Dataset rows:
┌────────

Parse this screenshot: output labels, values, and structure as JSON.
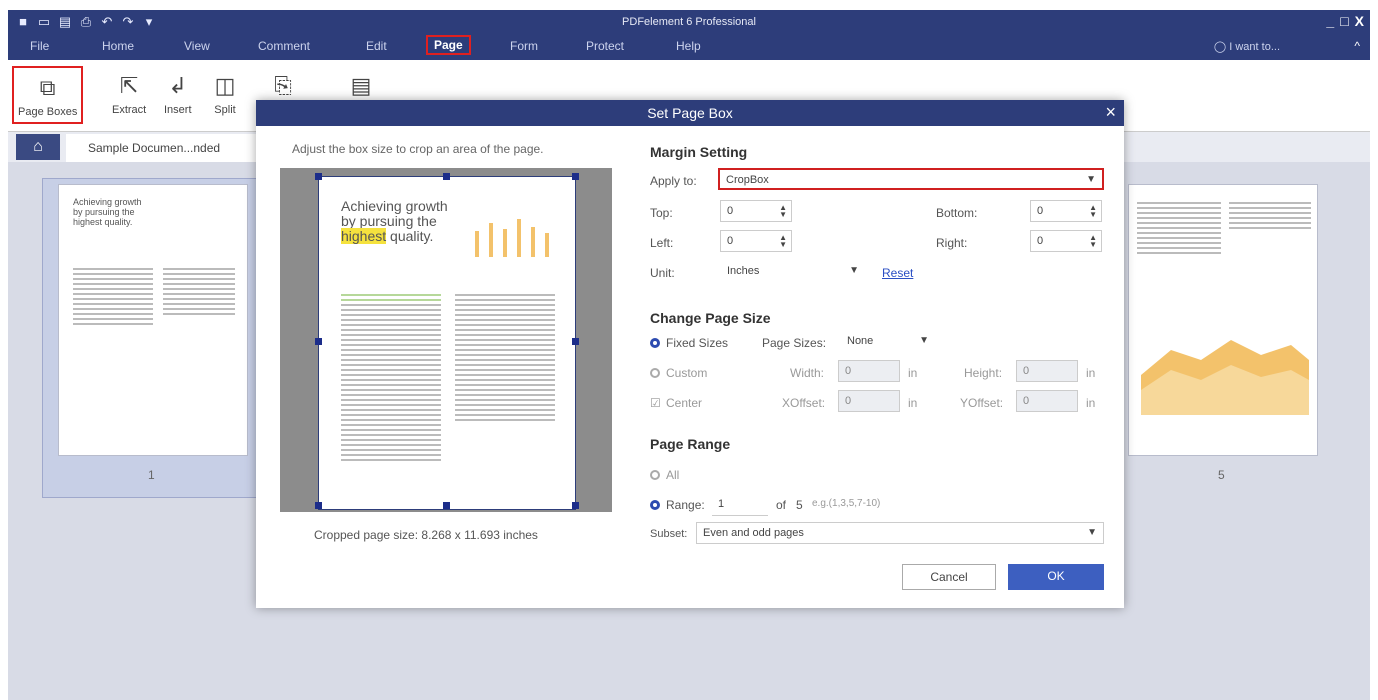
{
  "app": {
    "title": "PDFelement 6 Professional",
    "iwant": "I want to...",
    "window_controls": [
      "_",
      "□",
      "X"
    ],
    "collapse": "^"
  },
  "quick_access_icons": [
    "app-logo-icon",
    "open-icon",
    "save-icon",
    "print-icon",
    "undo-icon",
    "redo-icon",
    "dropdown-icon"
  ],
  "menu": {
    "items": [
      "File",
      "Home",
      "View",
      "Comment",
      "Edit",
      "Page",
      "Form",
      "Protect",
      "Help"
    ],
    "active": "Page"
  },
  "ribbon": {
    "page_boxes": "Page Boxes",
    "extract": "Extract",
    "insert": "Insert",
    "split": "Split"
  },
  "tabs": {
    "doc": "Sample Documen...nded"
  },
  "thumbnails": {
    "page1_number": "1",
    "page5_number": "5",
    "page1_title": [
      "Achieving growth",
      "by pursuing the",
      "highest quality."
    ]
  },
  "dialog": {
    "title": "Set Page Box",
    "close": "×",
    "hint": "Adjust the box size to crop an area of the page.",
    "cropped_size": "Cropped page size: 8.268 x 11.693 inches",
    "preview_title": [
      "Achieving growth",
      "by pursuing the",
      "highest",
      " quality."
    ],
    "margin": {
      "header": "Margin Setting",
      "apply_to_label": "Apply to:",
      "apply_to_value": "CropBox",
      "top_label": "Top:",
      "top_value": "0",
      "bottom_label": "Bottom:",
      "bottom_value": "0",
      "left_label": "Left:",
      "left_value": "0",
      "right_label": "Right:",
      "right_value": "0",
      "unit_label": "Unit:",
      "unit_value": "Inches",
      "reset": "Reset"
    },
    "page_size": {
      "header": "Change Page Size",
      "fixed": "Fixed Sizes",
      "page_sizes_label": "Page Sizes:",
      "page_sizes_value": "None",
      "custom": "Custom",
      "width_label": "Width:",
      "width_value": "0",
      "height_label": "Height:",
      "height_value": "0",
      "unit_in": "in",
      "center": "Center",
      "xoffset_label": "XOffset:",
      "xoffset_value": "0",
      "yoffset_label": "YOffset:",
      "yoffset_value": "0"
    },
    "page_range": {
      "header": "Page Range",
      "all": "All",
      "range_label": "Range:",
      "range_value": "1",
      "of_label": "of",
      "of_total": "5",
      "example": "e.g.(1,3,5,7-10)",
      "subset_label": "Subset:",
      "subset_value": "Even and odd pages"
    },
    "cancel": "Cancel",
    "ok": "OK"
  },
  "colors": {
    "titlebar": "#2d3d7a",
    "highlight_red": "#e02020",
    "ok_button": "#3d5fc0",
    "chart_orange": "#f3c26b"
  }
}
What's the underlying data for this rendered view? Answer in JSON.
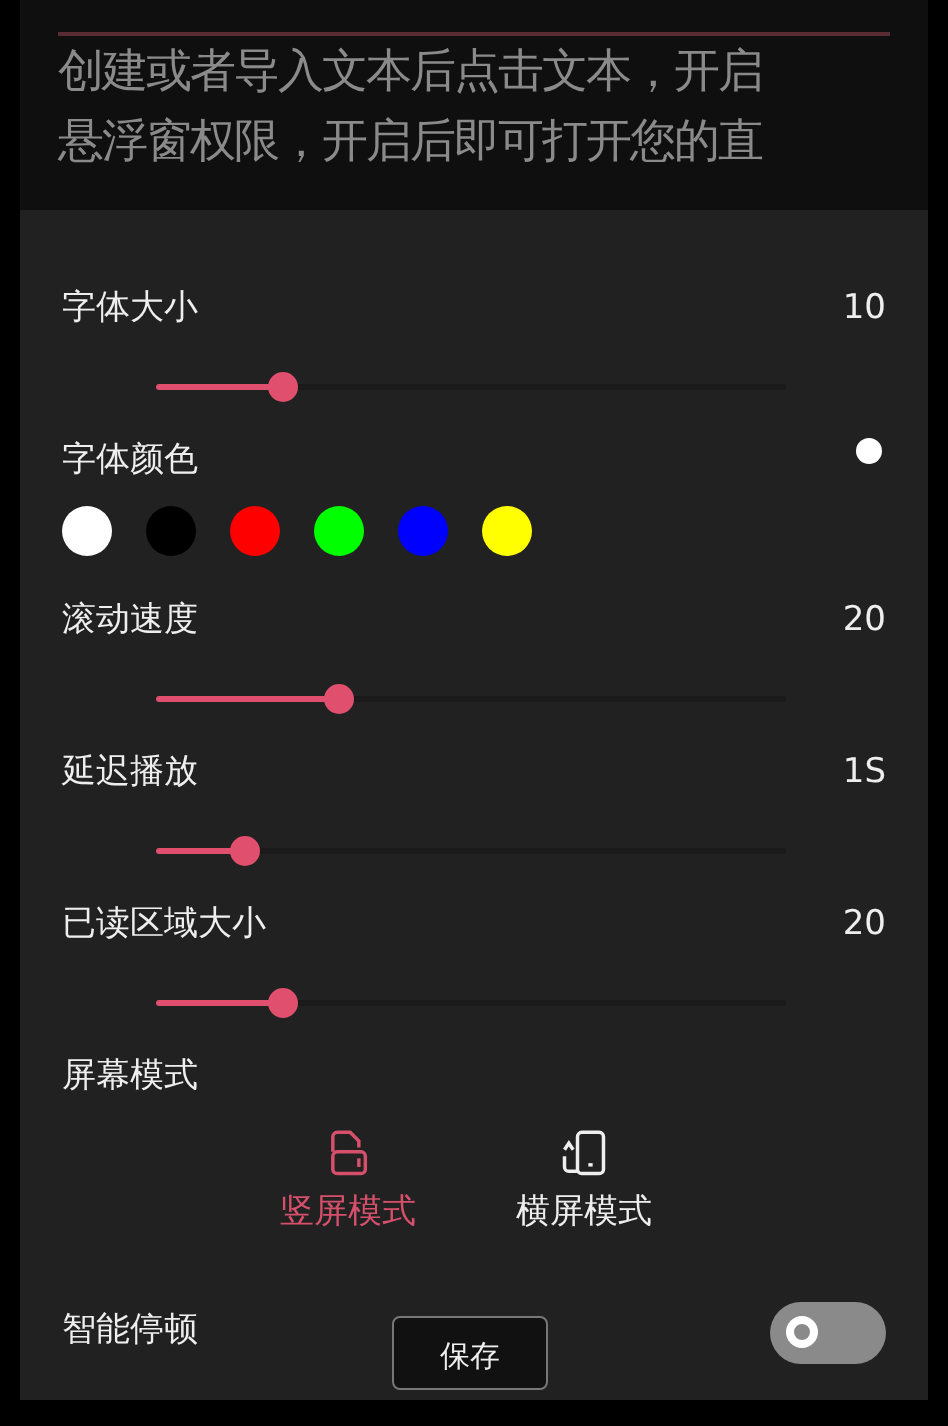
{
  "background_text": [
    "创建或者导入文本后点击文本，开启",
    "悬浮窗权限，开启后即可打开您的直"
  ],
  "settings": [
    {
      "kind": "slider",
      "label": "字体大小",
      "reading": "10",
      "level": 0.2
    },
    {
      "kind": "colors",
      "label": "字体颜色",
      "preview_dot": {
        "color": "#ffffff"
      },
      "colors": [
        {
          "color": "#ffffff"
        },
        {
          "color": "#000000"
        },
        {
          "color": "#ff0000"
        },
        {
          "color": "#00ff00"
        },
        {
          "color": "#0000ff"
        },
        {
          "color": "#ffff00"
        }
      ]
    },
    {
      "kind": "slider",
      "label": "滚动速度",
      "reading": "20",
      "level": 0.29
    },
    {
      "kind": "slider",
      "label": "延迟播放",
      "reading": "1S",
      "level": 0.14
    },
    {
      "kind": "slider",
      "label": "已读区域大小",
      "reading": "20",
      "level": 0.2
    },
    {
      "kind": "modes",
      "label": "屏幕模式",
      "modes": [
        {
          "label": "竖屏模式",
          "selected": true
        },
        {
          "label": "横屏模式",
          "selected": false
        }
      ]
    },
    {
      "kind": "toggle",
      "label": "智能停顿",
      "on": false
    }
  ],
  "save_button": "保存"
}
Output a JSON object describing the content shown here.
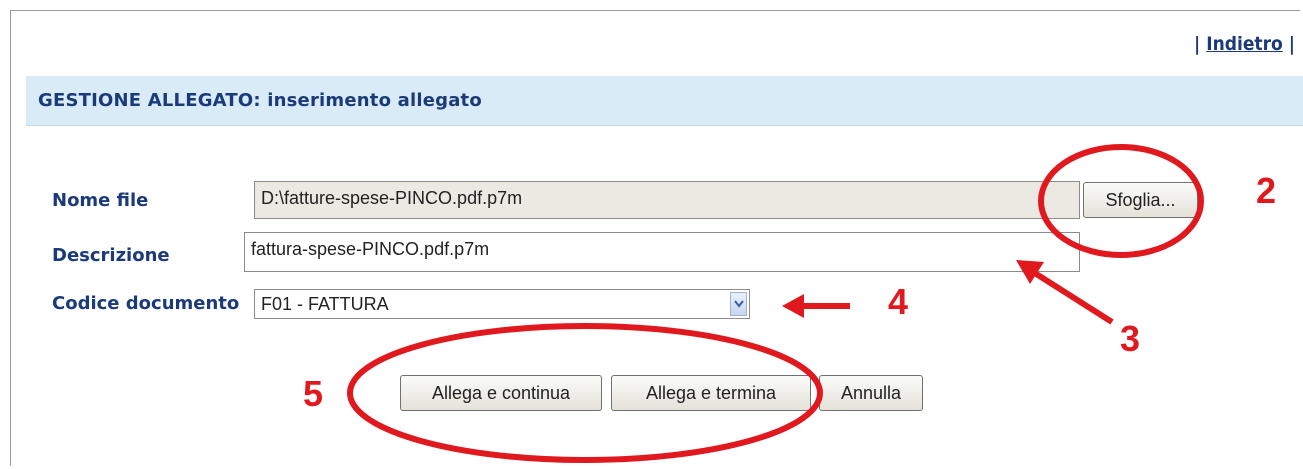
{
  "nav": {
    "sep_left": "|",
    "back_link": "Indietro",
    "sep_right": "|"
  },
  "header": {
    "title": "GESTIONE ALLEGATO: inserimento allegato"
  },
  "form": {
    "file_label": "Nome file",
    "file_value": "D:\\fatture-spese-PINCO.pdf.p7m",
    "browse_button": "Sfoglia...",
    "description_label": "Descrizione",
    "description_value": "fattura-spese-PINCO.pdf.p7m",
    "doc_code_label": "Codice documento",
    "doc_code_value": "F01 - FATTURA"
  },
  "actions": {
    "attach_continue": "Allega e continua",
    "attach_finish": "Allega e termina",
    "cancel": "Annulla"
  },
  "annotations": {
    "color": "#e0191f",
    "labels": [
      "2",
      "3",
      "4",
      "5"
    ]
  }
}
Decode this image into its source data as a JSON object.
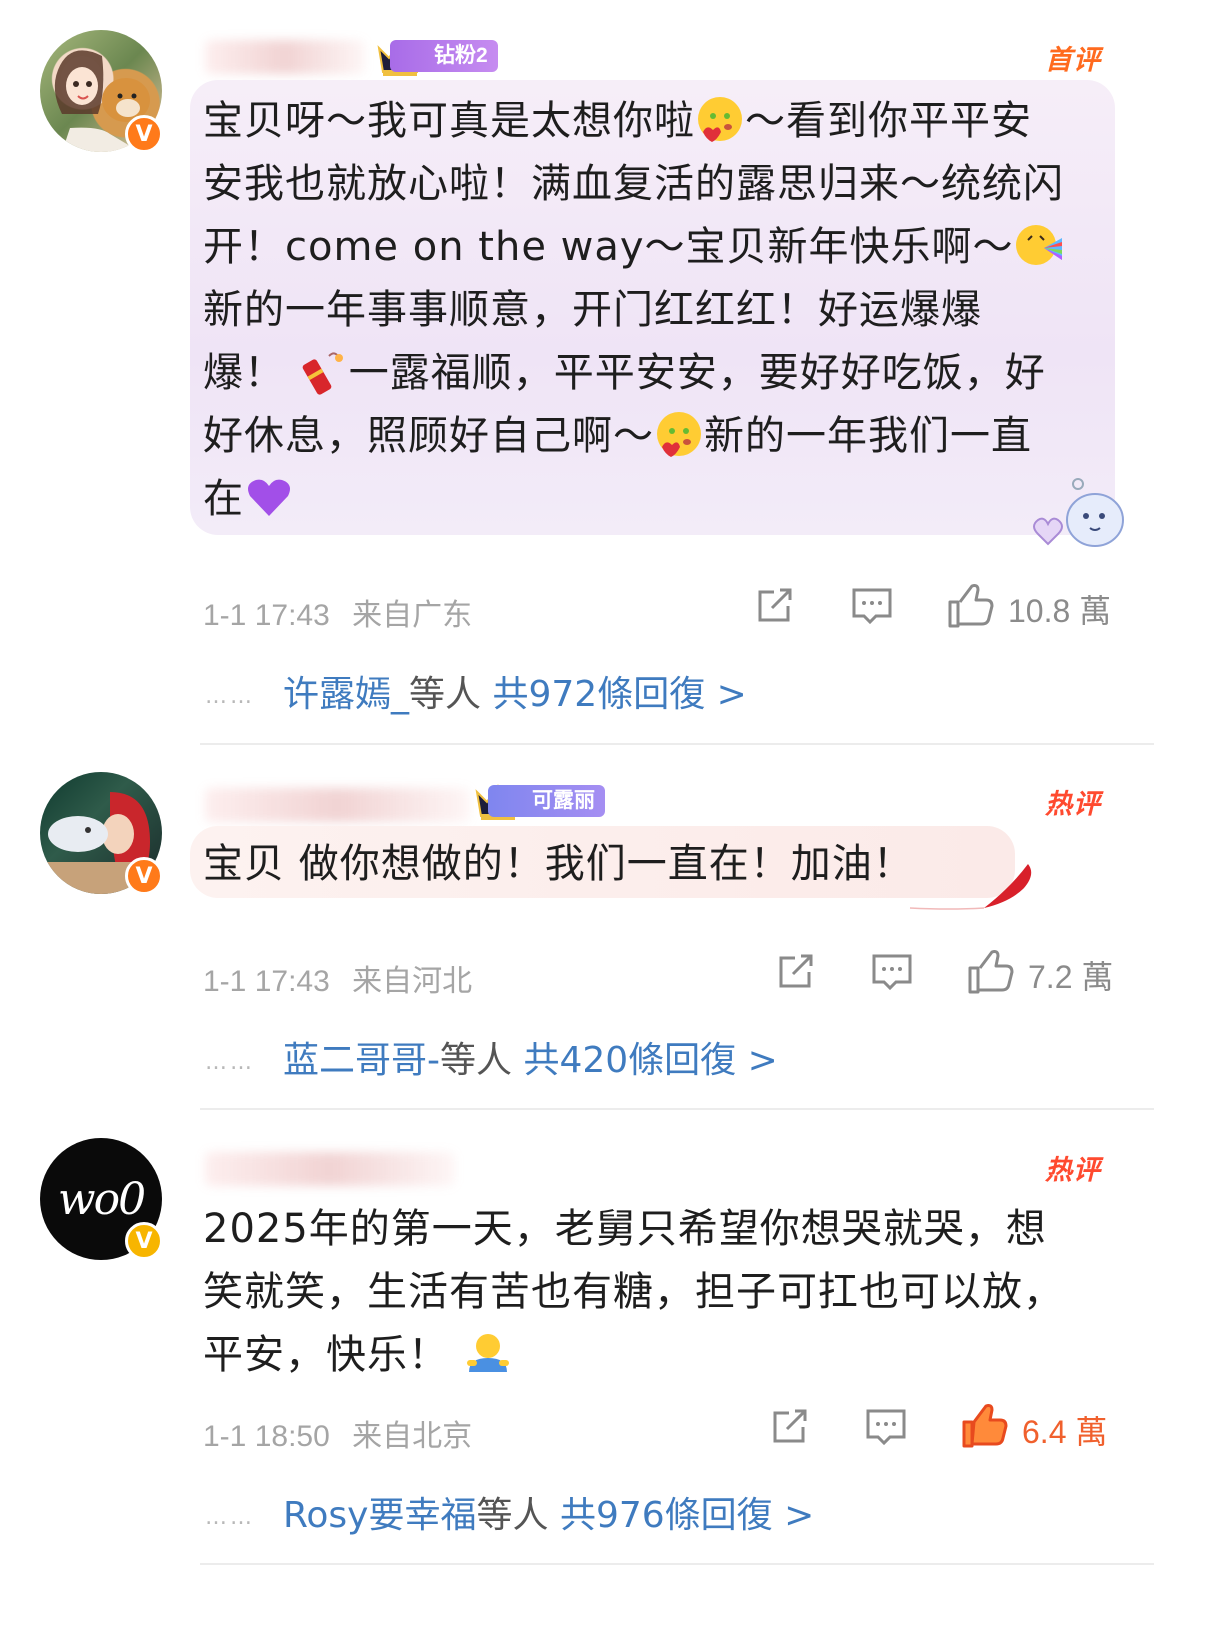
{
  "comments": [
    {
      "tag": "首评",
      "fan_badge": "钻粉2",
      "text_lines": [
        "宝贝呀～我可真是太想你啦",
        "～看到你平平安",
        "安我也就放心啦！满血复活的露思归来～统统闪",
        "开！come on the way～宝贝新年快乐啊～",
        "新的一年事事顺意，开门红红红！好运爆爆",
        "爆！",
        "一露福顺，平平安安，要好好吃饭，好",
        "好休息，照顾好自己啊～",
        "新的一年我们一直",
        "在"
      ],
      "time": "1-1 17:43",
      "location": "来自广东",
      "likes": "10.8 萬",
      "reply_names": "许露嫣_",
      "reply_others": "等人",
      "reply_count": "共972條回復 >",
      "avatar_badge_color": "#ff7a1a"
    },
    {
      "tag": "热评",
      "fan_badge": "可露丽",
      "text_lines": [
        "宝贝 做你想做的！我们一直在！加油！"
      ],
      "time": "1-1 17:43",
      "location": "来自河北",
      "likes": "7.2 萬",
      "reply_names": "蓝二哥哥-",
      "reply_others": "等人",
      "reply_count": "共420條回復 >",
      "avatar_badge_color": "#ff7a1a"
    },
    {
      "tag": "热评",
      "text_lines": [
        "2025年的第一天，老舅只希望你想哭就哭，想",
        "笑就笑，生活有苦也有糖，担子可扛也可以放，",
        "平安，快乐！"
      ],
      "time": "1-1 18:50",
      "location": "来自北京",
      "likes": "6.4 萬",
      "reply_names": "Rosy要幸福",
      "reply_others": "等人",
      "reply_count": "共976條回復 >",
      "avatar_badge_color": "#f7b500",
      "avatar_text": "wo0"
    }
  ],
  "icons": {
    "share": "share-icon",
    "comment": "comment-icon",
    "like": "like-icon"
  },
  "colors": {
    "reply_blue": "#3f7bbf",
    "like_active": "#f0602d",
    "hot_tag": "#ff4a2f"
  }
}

└────────

What is needed: What is the number of lines in the records above that include the word "PINCO"? Reply with that number and nothing more.

The solution: 2